— THE PROBLEM —
Copy out all lines that hold "source".

— DATASET —
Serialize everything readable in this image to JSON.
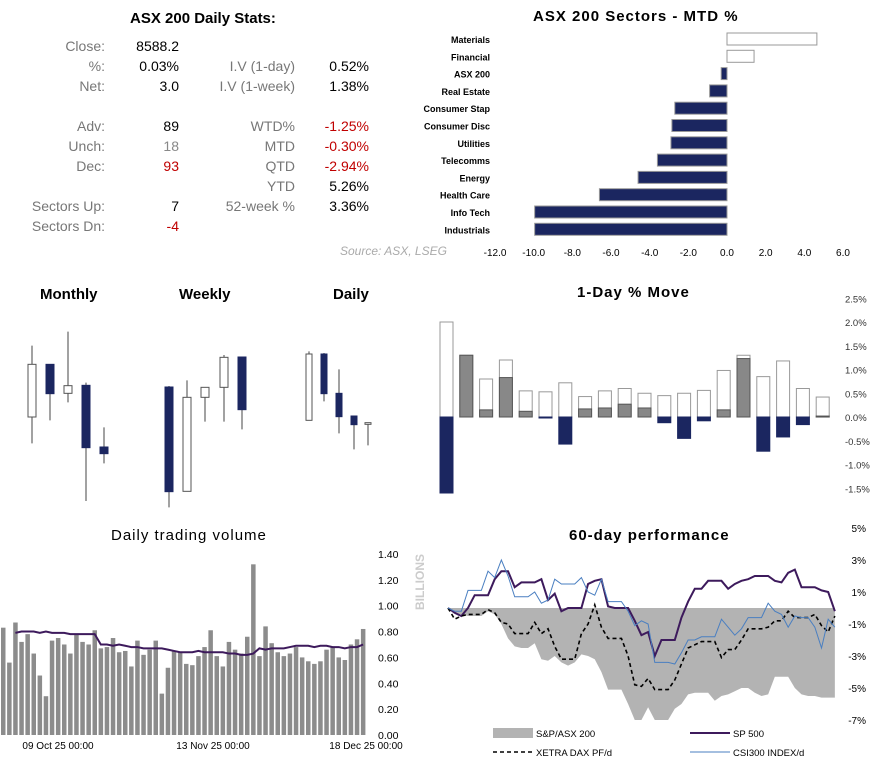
{
  "stats": {
    "title": "ASX 200 Daily Stats:",
    "left": [
      {
        "label": "Close:",
        "value": "8588.2",
        "tone": "normal"
      },
      {
        "label": "%:",
        "value": "0.03%",
        "tone": "normal"
      },
      {
        "label": "Net:",
        "value": "3.0",
        "tone": "normal"
      },
      {
        "label": "Adv:",
        "value": "89",
        "tone": "normal"
      },
      {
        "label": "Unch:",
        "value": "18",
        "tone": "muted"
      },
      {
        "label": "Dec:",
        "value": "93",
        "tone": "red"
      },
      {
        "label": "Sectors Up:",
        "value": "7",
        "tone": "normal"
      },
      {
        "label": "Sectors Dn:",
        "value": "-4",
        "tone": "red"
      }
    ],
    "right": [
      {
        "label": "I.V (1-day)",
        "value": "0.52%",
        "tone": "normal"
      },
      {
        "label": "I.V (1-week)",
        "value": "1.38%",
        "tone": "normal"
      },
      {
        "label": "WTD%",
        "value": "-1.25%",
        "tone": "red"
      },
      {
        "label": "MTD",
        "value": "-0.30%",
        "tone": "red"
      },
      {
        "label": "QTD",
        "value": "-2.94%",
        "tone": "red"
      },
      {
        "label": "YTD",
        "value": "5.26%",
        "tone": "normal"
      },
      {
        "label": "52-week %",
        "value": "3.36%",
        "tone": "normal"
      }
    ],
    "colors": {
      "label": "#777777",
      "negative": "#c00000"
    }
  },
  "source": "Source: ASX, LSEG",
  "chart_data": [
    {
      "type": "bar",
      "orientation": "horizontal",
      "title": "ASX 200 Sectors - MTD %",
      "categories": [
        "Materials",
        "Financial",
        "ASX 200",
        "Real Estate",
        "Consumer Stap",
        "Consumer Disc",
        "Utilities",
        "Telecomms",
        "Energy",
        "Health Care",
        "Info Tech",
        "Industrials"
      ],
      "values": [
        4.65,
        1.4,
        -0.3,
        -0.9,
        -2.7,
        -2.85,
        -2.9,
        -3.6,
        -4.6,
        -6.6,
        -9.95,
        -9.95
      ],
      "xlim": [
        -12,
        6
      ],
      "ticks": [
        "-12.0",
        "-10.0",
        "-8.0",
        "-6.0",
        "-4.0",
        "-2.0",
        "0.0",
        "2.0",
        "4.0",
        "6.0"
      ],
      "colors": {
        "positive": "#ffffff",
        "negative": "#1b2660"
      }
    },
    {
      "type": "candlestick",
      "panels": [
        {
          "title": "Monthly",
          "candles": [
            {
              "open": 57.8,
              "high": 100.6,
              "low": 42,
              "close": 89.4
            },
            {
              "open": 89.4,
              "high": 89.4,
              "low": 55.8,
              "close": 71.8
            },
            {
              "open": 72,
              "high": 109,
              "low": 66.6,
              "close": 76.6
            },
            {
              "open": 76.8,
              "high": 78.4,
              "low": 7.4,
              "close": 39.4
            },
            {
              "open": 39.8,
              "high": 51.6,
              "low": 30,
              "close": 35.8
            }
          ]
        },
        {
          "title": "Weekly",
          "candles": [
            {
              "open": 75.8,
              "high": 76.4,
              "low": 3.6,
              "close": 13
            },
            {
              "open": 13.2,
              "high": 79.8,
              "low": 13.2,
              "close": 69.6
            },
            {
              "open": 69.6,
              "high": 75.6,
              "low": 55,
              "close": 75.6
            },
            {
              "open": 75.6,
              "high": 95,
              "low": 55,
              "close": 93.6
            },
            {
              "open": 93.8,
              "high": 93.8,
              "low": 50.4,
              "close": 62.2
            }
          ]
        },
        {
          "title": "Daily",
          "candles": [
            {
              "open": 55.8,
              "high": 97.2,
              "low": 55.8,
              "close": 95.6
            },
            {
              "open": 95.6,
              "high": 96.2,
              "low": 67.2,
              "close": 71.8
            },
            {
              "open": 72,
              "high": 86.4,
              "low": 48,
              "close": 58
            },
            {
              "open": 58.4,
              "high": 58.4,
              "low": 38.4,
              "close": 53.2
            },
            {
              "open": 53.4,
              "high": 54.4,
              "low": 40.8,
              "close": 54.4
            }
          ]
        }
      ],
      "colors": {
        "up": "#ffffff",
        "down": "#1b2660"
      }
    },
    {
      "type": "bar",
      "title": "1-Day % Move",
      "series": [
        {
          "role": "range",
          "values": [
            2.0,
            1.3,
            0.8,
            1.2,
            0.55,
            0.53,
            0.72,
            0.43,
            0.55,
            0.6,
            0.5,
            0.45,
            0.5,
            0.56,
            0.98,
            1.3,
            0.85,
            1.18,
            0.6,
            0.42
          ]
        },
        {
          "role": "move",
          "values": [
            -1.6,
            1.3,
            0.15,
            0.83,
            0.12,
            -0.02,
            -0.57,
            0.17,
            0.19,
            0.27,
            0.19,
            -0.12,
            -0.45,
            -0.08,
            0.15,
            1.23,
            -0.72,
            -0.42,
            -0.16,
            0.02
          ]
        }
      ],
      "ylim": [
        -1.5,
        2.5
      ],
      "ticks": [
        "2.5%",
        "2.0%",
        "1.5%",
        "1.0%",
        "0.5%",
        "0.0%",
        "-0.5%",
        "-1.0%",
        "-1.5%"
      ],
      "colors": {
        "positive": "#888888",
        "negative": "#1b2660"
      }
    },
    {
      "type": "bar",
      "title": "Daily trading volume",
      "ylabel": "BILLIONS",
      "ylim": [
        0,
        1.4
      ],
      "ticks": [
        "1.40",
        "1.20",
        "1.00",
        "0.80",
        "0.60",
        "0.40",
        "0.20",
        "0.00"
      ],
      "x_tick_labels": [
        "09 Oct 25 00:00",
        "13 Nov 25 00:00",
        "18 Dec 25 00:00"
      ],
      "values": [
        0.83,
        0.56,
        0.87,
        0.72,
        0.78,
        0.63,
        0.46,
        0.3,
        0.73,
        0.75,
        0.7,
        0.63,
        0.78,
        0.72,
        0.7,
        0.81,
        0.67,
        0.68,
        0.75,
        0.64,
        0.65,
        0.53,
        0.73,
        0.62,
        0.66,
        0.73,
        0.32,
        0.52,
        0.65,
        0.64,
        0.55,
        0.54,
        0.61,
        0.68,
        0.81,
        0.61,
        0.53,
        0.72,
        0.66,
        0.63,
        0.76,
        1.32,
        0.61,
        0.84,
        0.71,
        0.64,
        0.61,
        0.63,
        0.68,
        0.6,
        0.57,
        0.55,
        0.57,
        0.66,
        0.68,
        0.6,
        0.58,
        0.7,
        0.74,
        0.82
      ],
      "average": [
        null,
        null,
        0.79,
        0.8,
        0.8,
        0.8,
        0.79,
        0.8,
        0.79,
        0.79,
        0.79,
        0.78,
        0.78,
        0.78,
        0.78,
        0.78,
        0.7,
        0.7,
        0.69,
        0.7,
        0.69,
        0.68,
        0.68,
        0.67,
        0.67,
        0.67,
        0.67,
        0.66,
        0.65,
        0.64,
        0.64,
        0.64,
        0.65,
        0.64,
        0.64,
        0.64,
        0.64,
        0.63,
        0.63,
        0.62,
        0.62,
        0.63,
        0.67,
        0.66,
        0.67,
        0.67,
        0.67,
        0.68,
        0.69,
        0.69,
        0.69,
        0.68,
        0.69,
        0.69,
        0.68,
        0.68,
        0.67,
        0.68,
        0.68,
        0.7
      ],
      "colors": {
        "bars": "#8c8c8c",
        "average": "#3d1a5c"
      }
    },
    {
      "type": "line",
      "title": "60-day performance",
      "ylim": [
        -7,
        5
      ],
      "ticks": [
        "5%",
        "3%",
        "1%",
        "-1%",
        "-3%",
        "-5%",
        "-7%"
      ],
      "legend": "bottom",
      "series": [
        {
          "name": "S&P/ASX 200",
          "style": "area",
          "color": "#b3b3b3",
          "values": [
            0,
            -0.3,
            -0.4,
            -0.5,
            -0.5,
            -0.5,
            -0.2,
            -0.4,
            -1.0,
            -1.9,
            -2.4,
            -2.5,
            -2.5,
            -2.2,
            -3.2,
            -3.3,
            -3.0,
            -3.4,
            -3.6,
            -3.4,
            -2.9,
            -3.0,
            -3.2,
            -4.0,
            -5.1,
            -5.1,
            -5.1,
            -6.0,
            -7.0,
            -7.1,
            -6.2,
            -7.2,
            -7.2,
            -7.2,
            -6.3,
            -6.0,
            -5.4,
            -5.3,
            -5.3,
            -5.3,
            -5.8,
            -5.5,
            -5.4,
            -5.2,
            -5.0,
            -5.0,
            -5.3,
            -5.5,
            -5.4,
            -4.3,
            -4.3,
            -4.3,
            -5.0,
            -5.4,
            -5.5,
            -5.5,
            -5.6,
            -5.6,
            -5.6
          ]
        },
        {
          "name": "SP 500",
          "style": "solid",
          "color": "#3d1a5c",
          "values": [
            0,
            -0.3,
            -0.5,
            0,
            0.8,
            0.8,
            0.8,
            1.8,
            2.3,
            2.3,
            1.3,
            1.6,
            1.6,
            1.6,
            1.8,
            0.5,
            0.9,
            -0.2,
            0,
            0,
            0,
            1.5,
            1.7,
            1.8,
            0.1,
            0,
            0,
            0,
            -0.8,
            -1.7,
            -1.5,
            -3.0,
            -2.0,
            -2.0,
            -2.0,
            -0.6,
            0.4,
            1.2,
            1.2,
            1.7,
            1.7,
            1.7,
            1.2,
            1.5,
            1.7,
            1.8,
            2.0,
            2.0,
            2.0,
            1.7,
            1.6,
            2.2,
            2.4,
            1.3,
            1.3,
            1.3,
            1.1,
            1.0,
            -0.2
          ]
        },
        {
          "name": "XETRA DAX PF/d",
          "style": "dashed",
          "color": "#000000",
          "values": [
            0,
            -0.7,
            -0.5,
            -0.4,
            -0.4,
            -0.4,
            -0.1,
            -0.3,
            -0.9,
            -1.0,
            -1.6,
            -1.6,
            -1.6,
            -0.9,
            -1.6,
            -1.3,
            -2.4,
            -3.2,
            -3.2,
            -3.2,
            -1.6,
            -1.0,
            0.2,
            -1.2,
            -1.9,
            -1.9,
            -1.9,
            -3.0,
            -4.8,
            -4.9,
            -4.4,
            -5.1,
            -5.1,
            -5.1,
            -4.5,
            -3.5,
            -2.5,
            -2.3,
            -2.1,
            -2.1,
            -2.1,
            -3.1,
            -2.6,
            -2.6,
            -2.0,
            -1.3,
            -1.3,
            -1.3,
            -1.2,
            -0.8,
            -0.8,
            -0.2,
            -0.6,
            -0.6,
            -0.6,
            -0.4,
            -1.1,
            -1.5,
            -0.5
          ]
        },
        {
          "name": "CSI300 INDEX/d",
          "style": "thin",
          "color": "#4a7fc1",
          "values": [
            0,
            -0.2,
            -0.2,
            1.1,
            1.1,
            1.1,
            2.3,
            1.9,
            3.0,
            2.0,
            0.7,
            0.7,
            0.7,
            1.0,
            0.3,
            0.5,
            1.8,
            1.5,
            1.5,
            1.5,
            1.9,
            1.0,
            0.8,
            1.8,
            0.4,
            0.4,
            0.4,
            -0.2,
            -1.1,
            -0.8,
            -1.0,
            -3.4,
            -3.4,
            -3.4,
            -3.5,
            -2.8,
            -2.0,
            -2.0,
            -1.8,
            -1.8,
            -1.8,
            -0.7,
            -1.2,
            -1.7,
            -1.3,
            -0.6,
            -0.6,
            -0.6,
            0.3,
            -0.2,
            -0.4,
            -1.2,
            -0.5,
            -0.6,
            -0.6,
            -1.2,
            -2.5,
            -0.7,
            -1.2
          ]
        }
      ]
    }
  ]
}
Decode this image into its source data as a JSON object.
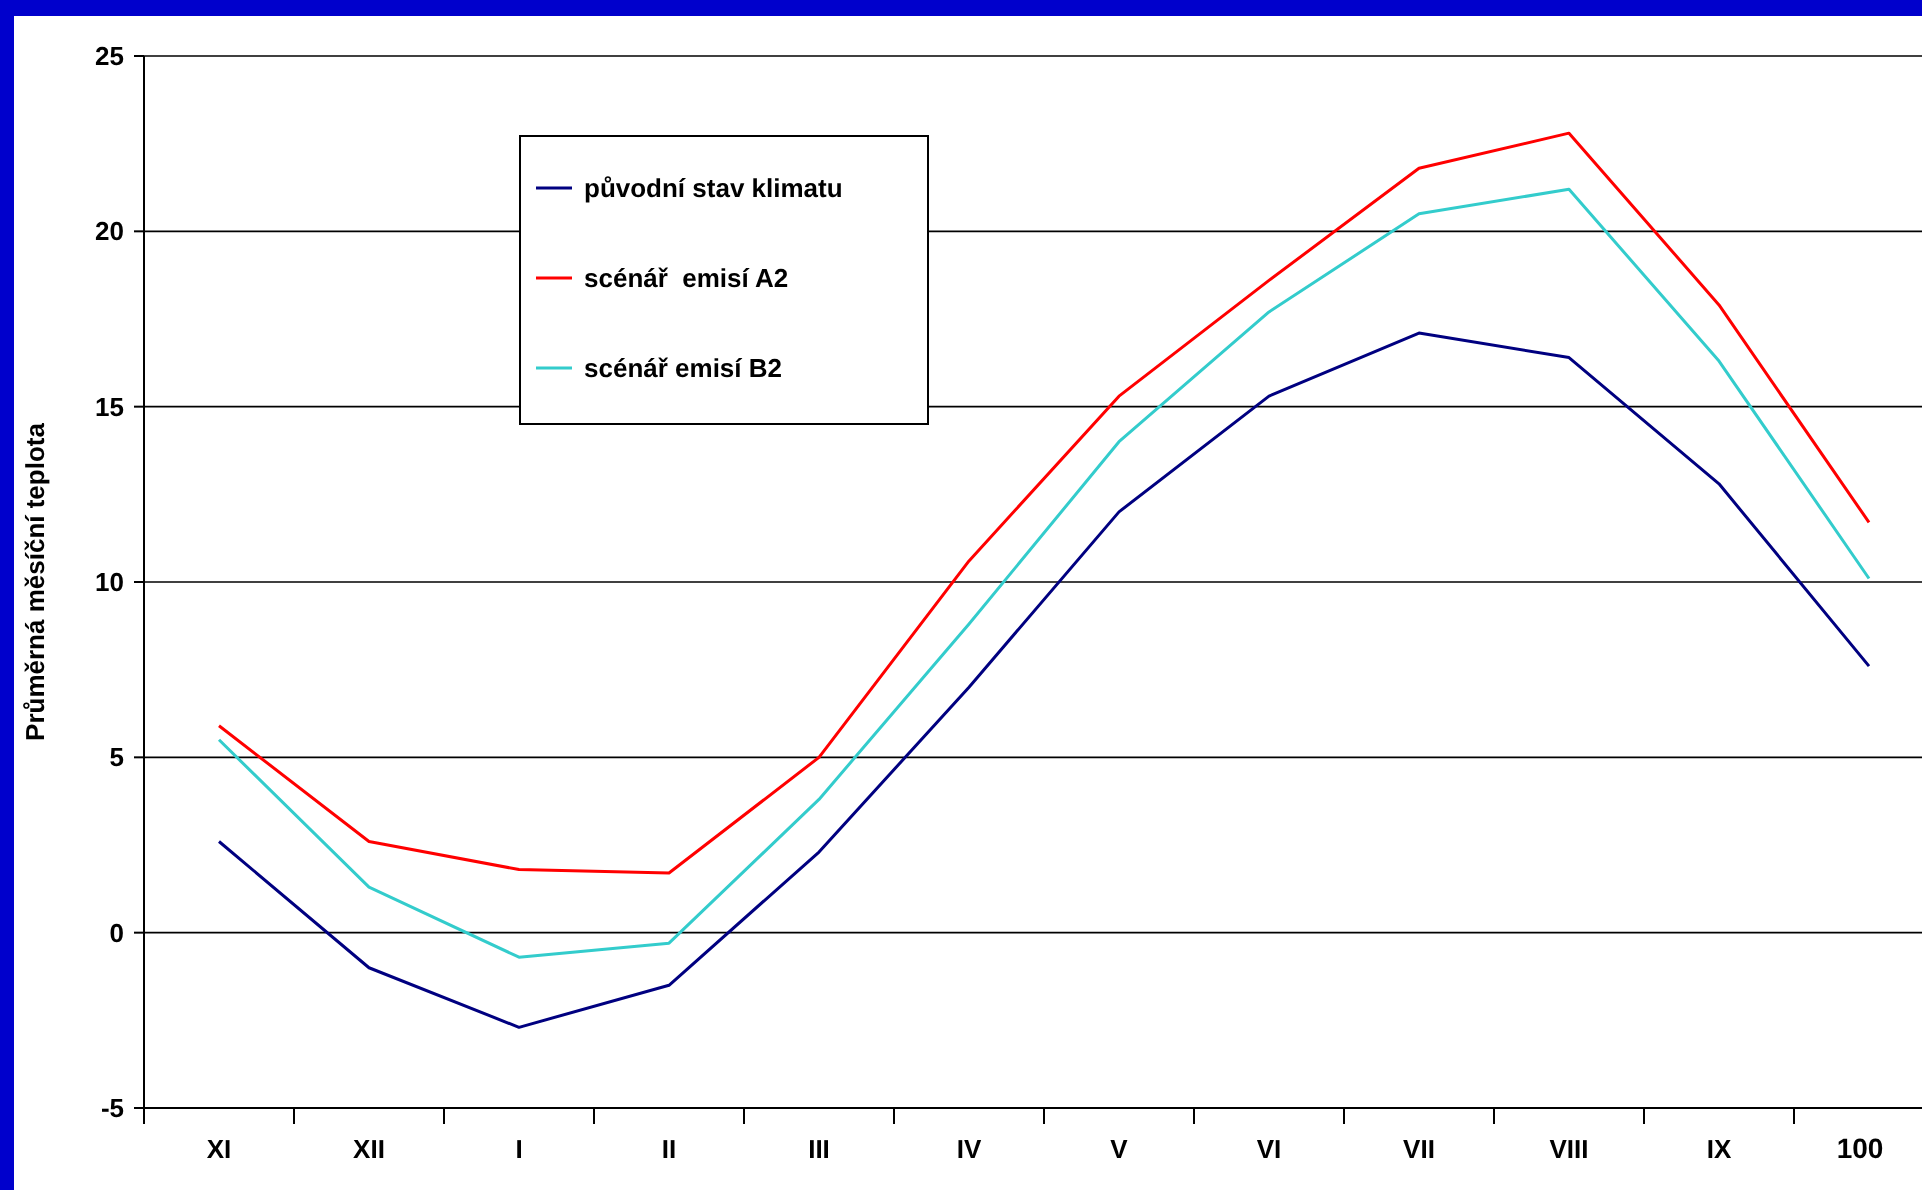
{
  "chart_data": {
    "type": "line",
    "ylabel": "Průměrná měsíční teplota",
    "categories": [
      "XI",
      "XII",
      "I",
      "II",
      "III",
      "IV",
      "V",
      "VI",
      "VII",
      "VIII",
      "IX",
      null
    ],
    "series": [
      {
        "name": "původní stav klimatu",
        "color": "#000080",
        "values": [
          2.6,
          -1.0,
          -2.7,
          -1.5,
          2.3,
          7.0,
          12.0,
          15.3,
          17.1,
          16.4,
          12.8,
          7.6
        ]
      },
      {
        "name": "scénář  emisí A2",
        "color": "#ff0000",
        "values": [
          5.9,
          2.6,
          1.8,
          1.7,
          5.0,
          10.6,
          15.3,
          18.6,
          21.8,
          22.8,
          17.9,
          11.7
        ]
      },
      {
        "name": "scénář emisí B2",
        "color": "#33cccc",
        "values": [
          5.5,
          1.3,
          -0.7,
          -0.3,
          3.8,
          8.8,
          14.0,
          17.7,
          20.5,
          21.2,
          16.3,
          10.1
        ]
      }
    ],
    "ylim": [
      -5,
      25
    ],
    "yticks": [
      -5,
      0,
      5,
      10,
      15,
      20,
      25
    ],
    "grid": "y",
    "legend": "top left",
    "annotations": [
      "100"
    ]
  }
}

— CORRECT ANSWER —
  "source": "Source: ASX, LSEG",
Decode this image into its source data as a JSON object.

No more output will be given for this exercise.